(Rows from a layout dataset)
--- begin ---

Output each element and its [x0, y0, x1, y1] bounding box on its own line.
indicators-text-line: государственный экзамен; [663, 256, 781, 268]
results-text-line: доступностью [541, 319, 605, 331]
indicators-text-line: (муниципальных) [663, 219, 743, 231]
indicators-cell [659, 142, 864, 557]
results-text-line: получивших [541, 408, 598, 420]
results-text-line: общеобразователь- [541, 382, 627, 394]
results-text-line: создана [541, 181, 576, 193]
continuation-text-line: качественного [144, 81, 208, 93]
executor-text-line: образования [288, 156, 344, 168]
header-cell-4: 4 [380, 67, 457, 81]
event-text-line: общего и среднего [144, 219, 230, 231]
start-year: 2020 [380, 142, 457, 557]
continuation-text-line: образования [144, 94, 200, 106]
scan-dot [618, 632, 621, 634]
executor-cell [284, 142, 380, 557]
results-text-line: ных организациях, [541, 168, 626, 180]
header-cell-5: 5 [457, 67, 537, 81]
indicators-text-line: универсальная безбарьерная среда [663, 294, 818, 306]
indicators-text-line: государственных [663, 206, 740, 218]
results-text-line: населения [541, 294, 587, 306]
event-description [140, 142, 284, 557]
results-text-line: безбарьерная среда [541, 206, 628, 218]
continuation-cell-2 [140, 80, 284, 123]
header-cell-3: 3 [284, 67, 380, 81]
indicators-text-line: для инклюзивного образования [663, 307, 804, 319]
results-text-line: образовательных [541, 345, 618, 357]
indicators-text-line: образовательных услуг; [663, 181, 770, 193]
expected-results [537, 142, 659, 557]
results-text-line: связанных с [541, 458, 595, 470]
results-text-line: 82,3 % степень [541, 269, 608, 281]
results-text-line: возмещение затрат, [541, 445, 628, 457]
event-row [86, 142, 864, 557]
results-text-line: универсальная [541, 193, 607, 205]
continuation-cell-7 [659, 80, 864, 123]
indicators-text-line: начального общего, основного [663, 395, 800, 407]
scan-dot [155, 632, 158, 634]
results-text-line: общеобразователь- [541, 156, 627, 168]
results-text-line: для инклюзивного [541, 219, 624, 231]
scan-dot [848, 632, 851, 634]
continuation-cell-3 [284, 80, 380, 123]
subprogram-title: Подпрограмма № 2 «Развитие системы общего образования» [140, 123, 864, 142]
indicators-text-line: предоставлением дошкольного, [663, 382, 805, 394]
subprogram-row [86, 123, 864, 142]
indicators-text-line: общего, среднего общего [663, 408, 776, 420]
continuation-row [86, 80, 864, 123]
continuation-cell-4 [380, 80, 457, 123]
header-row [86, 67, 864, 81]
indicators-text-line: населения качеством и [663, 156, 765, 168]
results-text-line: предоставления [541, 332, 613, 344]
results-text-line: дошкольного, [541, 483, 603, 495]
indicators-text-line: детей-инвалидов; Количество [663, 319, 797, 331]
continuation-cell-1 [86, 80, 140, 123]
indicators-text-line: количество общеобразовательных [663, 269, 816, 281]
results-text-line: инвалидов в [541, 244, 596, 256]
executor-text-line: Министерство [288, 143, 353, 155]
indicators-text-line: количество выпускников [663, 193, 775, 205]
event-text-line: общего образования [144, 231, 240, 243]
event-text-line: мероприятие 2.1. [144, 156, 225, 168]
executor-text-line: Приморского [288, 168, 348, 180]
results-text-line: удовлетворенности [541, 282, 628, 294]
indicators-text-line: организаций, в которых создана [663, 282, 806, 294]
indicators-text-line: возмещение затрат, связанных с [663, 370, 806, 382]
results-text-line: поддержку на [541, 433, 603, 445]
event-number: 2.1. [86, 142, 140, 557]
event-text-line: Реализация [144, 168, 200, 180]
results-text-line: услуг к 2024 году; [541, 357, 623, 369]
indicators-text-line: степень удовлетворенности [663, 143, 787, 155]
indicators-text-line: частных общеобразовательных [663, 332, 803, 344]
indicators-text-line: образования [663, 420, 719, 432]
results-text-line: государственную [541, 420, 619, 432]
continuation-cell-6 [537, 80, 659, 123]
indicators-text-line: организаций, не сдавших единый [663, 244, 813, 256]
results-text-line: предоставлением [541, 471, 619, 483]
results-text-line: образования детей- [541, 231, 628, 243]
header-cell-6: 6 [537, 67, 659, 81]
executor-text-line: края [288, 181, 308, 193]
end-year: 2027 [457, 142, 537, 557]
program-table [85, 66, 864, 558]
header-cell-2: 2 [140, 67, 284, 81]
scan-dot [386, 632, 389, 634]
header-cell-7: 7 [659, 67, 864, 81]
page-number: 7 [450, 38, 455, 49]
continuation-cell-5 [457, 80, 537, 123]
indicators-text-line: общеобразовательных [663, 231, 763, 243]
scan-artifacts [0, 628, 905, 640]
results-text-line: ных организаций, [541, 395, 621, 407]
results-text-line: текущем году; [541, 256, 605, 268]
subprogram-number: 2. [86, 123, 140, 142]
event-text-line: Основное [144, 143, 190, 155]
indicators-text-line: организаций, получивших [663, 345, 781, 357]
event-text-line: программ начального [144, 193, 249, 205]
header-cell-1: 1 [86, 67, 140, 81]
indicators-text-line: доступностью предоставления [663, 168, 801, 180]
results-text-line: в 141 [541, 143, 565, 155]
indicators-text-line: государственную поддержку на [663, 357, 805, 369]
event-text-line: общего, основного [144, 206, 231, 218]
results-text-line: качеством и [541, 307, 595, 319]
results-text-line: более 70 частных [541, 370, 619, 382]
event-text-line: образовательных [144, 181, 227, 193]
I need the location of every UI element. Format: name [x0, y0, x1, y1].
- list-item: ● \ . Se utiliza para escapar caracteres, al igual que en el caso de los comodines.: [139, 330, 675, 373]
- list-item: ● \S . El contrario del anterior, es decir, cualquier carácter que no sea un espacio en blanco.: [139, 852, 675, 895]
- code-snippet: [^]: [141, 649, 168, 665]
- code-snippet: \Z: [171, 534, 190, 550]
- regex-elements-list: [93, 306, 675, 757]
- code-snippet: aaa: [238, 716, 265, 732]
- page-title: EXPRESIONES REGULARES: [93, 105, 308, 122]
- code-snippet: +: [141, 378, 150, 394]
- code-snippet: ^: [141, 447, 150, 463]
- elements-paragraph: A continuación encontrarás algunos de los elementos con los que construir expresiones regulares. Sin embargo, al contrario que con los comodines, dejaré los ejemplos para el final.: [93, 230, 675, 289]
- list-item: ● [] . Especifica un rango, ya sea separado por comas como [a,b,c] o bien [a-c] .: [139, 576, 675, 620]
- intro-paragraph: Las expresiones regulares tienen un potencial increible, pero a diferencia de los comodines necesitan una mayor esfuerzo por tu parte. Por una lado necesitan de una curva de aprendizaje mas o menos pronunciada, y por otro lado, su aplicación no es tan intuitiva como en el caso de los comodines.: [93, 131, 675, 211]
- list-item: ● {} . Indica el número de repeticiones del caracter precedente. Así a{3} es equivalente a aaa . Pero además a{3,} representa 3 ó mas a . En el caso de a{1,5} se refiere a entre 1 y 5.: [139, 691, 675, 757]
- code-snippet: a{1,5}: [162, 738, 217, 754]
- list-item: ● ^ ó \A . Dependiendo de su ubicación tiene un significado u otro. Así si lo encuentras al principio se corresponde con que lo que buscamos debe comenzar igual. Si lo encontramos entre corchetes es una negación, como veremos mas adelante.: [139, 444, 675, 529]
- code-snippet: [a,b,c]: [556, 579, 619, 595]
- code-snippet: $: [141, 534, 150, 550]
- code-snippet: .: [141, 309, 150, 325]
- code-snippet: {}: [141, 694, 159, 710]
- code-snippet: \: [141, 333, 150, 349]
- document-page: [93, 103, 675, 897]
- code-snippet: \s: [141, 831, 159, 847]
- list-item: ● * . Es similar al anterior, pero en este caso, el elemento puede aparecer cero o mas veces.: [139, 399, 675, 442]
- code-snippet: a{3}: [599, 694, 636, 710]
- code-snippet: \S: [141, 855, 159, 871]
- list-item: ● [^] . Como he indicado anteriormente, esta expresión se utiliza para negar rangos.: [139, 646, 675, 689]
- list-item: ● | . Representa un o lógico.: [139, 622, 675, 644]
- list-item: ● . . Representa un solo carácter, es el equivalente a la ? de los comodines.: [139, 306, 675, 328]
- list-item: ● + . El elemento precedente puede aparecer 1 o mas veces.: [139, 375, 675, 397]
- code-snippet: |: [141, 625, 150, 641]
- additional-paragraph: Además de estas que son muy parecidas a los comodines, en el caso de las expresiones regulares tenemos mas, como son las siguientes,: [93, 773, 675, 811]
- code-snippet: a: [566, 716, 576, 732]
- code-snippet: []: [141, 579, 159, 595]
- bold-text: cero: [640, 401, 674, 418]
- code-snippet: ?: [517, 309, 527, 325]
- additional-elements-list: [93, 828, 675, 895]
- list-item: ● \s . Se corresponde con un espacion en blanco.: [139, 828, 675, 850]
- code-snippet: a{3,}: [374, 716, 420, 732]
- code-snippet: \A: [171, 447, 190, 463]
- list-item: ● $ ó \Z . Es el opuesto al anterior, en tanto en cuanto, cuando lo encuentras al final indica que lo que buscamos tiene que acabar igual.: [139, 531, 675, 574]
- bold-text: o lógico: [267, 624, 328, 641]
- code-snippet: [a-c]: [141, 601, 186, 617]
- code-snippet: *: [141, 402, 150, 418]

--- end ---

Stated problem:
Please rewrite everything from the start of the data down through the line containing "start-year: 2020 [380, 142, 457, 557]", swapping "results-text-line" for "outcome-text-line" and keeping everything else the same.

The completed task:
Output each element and its [x0, y0, x1, y1] bounding box on its own line.
indicators-text-line: государственный экзамен; [663, 256, 781, 268]
outcome-text-line: доступностью [541, 319, 605, 331]
indicators-text-line: (муниципальных) [663, 219, 743, 231]
indicators-cell [659, 142, 864, 557]
outcome-text-line: получивших [541, 408, 598, 420]
outcome-text-line: общеобразователь- [541, 382, 627, 394]
outcome-text-line: создана [541, 181, 576, 193]
continuation-text-line: качественного [144, 81, 208, 93]
executor-text-line: образования [288, 156, 344, 168]
header-cell-4: 4 [380, 67, 457, 81]
event-text-line: общего и среднего [144, 219, 230, 231]
start-year: 2020 [380, 142, 457, 557]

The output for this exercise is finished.